**WHAT IS BEING ASKED**
Find the lines that hold the word "this" and return them.

────

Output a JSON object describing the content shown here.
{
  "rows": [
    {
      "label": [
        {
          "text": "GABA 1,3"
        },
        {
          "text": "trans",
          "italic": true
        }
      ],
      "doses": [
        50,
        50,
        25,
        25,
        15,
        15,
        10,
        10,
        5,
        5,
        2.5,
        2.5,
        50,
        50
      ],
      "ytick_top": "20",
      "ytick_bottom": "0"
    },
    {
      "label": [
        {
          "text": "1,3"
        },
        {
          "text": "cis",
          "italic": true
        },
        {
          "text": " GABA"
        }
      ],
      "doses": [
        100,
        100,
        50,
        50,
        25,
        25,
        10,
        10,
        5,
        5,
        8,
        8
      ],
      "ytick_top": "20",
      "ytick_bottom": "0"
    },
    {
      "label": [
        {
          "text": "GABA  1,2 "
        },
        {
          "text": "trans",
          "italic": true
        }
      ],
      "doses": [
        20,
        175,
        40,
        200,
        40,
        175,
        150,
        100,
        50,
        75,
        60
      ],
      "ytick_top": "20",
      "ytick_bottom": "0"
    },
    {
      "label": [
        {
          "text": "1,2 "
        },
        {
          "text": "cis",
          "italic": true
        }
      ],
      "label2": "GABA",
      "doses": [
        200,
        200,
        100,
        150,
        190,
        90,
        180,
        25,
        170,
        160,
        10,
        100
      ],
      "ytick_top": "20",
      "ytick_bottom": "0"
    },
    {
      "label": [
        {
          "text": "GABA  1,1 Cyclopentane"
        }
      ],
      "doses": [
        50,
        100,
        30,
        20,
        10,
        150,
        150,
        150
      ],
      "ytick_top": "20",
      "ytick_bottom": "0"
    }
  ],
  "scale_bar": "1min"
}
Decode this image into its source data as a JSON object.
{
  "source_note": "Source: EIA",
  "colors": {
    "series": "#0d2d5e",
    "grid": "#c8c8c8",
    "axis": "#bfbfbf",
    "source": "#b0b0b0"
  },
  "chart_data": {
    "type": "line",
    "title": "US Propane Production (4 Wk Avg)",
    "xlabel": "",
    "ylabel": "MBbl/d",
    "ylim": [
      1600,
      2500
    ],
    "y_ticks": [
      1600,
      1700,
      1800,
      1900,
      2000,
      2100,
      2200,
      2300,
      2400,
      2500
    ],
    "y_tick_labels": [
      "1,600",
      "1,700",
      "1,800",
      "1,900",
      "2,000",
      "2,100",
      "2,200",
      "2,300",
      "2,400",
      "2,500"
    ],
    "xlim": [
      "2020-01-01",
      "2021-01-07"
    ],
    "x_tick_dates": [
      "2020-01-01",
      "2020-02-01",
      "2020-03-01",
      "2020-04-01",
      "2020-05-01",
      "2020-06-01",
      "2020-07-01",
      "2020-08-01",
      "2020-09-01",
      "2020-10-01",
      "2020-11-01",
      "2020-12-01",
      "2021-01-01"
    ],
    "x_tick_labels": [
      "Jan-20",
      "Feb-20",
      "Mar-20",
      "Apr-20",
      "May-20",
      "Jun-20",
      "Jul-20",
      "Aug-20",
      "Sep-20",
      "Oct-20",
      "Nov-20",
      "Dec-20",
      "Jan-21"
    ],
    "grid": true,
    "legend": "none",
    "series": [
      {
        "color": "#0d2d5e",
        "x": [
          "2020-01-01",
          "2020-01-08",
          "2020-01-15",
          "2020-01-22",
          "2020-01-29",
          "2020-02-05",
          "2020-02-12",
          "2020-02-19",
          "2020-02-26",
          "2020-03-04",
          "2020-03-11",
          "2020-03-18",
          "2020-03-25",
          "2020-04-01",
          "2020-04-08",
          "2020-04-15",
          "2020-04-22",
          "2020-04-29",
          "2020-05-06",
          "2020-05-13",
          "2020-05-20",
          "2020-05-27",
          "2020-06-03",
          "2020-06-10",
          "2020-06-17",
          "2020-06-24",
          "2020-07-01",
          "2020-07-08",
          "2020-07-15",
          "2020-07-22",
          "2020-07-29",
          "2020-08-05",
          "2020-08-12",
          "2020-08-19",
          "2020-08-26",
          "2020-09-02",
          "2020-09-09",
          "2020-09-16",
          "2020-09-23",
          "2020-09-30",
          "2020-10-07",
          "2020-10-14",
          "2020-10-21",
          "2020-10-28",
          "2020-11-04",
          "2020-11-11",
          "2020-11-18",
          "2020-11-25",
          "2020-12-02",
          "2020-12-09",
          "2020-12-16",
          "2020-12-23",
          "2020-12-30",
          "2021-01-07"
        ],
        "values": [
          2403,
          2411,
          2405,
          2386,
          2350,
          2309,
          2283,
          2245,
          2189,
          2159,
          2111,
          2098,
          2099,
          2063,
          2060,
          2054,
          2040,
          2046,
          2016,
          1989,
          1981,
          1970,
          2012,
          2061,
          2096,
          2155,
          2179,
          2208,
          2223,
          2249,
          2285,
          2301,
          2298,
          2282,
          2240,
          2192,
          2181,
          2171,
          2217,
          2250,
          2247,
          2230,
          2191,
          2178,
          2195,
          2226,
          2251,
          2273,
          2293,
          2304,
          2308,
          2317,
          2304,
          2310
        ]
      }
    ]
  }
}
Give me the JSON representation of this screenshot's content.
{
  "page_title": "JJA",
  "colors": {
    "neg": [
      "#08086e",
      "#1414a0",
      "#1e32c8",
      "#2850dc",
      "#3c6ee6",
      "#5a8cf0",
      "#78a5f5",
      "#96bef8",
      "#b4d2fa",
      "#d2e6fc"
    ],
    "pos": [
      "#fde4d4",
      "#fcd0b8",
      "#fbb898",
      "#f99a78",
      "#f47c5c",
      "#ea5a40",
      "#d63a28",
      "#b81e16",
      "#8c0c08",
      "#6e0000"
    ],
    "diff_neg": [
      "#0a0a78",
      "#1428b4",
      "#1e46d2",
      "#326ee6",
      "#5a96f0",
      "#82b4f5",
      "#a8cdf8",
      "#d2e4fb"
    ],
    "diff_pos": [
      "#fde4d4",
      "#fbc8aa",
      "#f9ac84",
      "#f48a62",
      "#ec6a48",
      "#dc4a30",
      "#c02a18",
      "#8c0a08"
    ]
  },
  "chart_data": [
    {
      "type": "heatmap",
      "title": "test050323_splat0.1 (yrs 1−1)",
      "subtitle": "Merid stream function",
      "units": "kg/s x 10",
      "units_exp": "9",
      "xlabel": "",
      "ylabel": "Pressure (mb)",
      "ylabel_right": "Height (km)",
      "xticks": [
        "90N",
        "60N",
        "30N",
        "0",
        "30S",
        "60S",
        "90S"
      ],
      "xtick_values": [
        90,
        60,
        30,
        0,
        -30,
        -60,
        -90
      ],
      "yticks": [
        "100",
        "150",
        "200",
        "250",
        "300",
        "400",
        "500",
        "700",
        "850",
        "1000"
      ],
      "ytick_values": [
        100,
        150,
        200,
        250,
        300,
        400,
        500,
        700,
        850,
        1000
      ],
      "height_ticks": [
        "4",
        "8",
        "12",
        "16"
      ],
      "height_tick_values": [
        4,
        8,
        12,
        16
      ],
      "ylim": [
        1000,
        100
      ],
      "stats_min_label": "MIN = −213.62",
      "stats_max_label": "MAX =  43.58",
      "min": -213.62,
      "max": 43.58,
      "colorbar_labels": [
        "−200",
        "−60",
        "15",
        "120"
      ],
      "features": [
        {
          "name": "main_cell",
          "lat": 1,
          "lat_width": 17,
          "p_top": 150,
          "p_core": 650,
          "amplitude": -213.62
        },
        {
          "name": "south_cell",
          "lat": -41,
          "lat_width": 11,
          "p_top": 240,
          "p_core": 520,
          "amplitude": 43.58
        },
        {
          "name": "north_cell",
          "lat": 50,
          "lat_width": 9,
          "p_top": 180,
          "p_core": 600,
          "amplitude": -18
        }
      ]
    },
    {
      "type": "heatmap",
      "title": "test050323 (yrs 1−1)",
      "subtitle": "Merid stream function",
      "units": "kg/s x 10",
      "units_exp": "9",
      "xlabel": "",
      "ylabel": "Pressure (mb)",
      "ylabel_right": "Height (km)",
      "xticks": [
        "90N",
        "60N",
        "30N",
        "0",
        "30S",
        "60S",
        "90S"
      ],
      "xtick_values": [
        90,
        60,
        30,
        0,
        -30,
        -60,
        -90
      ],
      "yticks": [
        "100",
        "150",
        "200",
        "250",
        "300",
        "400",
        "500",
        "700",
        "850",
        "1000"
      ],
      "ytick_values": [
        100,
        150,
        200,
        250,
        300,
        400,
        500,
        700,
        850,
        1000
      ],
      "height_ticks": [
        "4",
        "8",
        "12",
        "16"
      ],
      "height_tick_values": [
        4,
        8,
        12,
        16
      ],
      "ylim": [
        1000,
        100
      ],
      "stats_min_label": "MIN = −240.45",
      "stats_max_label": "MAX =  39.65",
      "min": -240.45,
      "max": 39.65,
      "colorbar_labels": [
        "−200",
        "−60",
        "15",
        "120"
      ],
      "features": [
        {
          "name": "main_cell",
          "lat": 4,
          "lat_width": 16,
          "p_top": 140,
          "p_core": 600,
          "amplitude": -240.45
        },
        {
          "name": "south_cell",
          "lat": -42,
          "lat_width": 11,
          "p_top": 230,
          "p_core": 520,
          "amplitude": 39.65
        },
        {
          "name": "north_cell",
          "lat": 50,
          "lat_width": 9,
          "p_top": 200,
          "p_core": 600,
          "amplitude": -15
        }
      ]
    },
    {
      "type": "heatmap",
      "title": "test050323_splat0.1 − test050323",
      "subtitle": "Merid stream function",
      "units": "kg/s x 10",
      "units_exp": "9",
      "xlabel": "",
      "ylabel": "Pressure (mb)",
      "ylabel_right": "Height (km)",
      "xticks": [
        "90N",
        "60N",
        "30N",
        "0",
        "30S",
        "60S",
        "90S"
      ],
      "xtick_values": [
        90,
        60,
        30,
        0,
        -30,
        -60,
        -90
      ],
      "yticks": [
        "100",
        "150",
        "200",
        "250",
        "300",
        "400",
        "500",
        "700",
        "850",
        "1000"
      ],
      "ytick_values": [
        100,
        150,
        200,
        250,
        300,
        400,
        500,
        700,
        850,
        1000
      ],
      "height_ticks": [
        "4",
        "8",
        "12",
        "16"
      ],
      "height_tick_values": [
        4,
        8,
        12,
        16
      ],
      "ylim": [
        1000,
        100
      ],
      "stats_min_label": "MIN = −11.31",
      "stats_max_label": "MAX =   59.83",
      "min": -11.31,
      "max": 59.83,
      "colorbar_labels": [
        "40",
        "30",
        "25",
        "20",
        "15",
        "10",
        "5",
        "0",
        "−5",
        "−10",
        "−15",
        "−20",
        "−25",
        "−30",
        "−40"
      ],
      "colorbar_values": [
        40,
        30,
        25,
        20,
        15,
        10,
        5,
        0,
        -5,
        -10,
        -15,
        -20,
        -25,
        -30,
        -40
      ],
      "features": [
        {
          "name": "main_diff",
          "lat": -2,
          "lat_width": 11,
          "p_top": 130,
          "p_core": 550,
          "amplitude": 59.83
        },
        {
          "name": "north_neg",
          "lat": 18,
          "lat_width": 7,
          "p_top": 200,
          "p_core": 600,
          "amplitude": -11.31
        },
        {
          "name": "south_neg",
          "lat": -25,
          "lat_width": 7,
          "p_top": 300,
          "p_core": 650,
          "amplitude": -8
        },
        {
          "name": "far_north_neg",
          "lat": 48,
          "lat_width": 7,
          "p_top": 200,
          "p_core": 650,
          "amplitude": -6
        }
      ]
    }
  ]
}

────

**RESULT OF THE TASK**
Decode this image into its source data as a JSON object.
Give me the JSON representation of this screenshot's content.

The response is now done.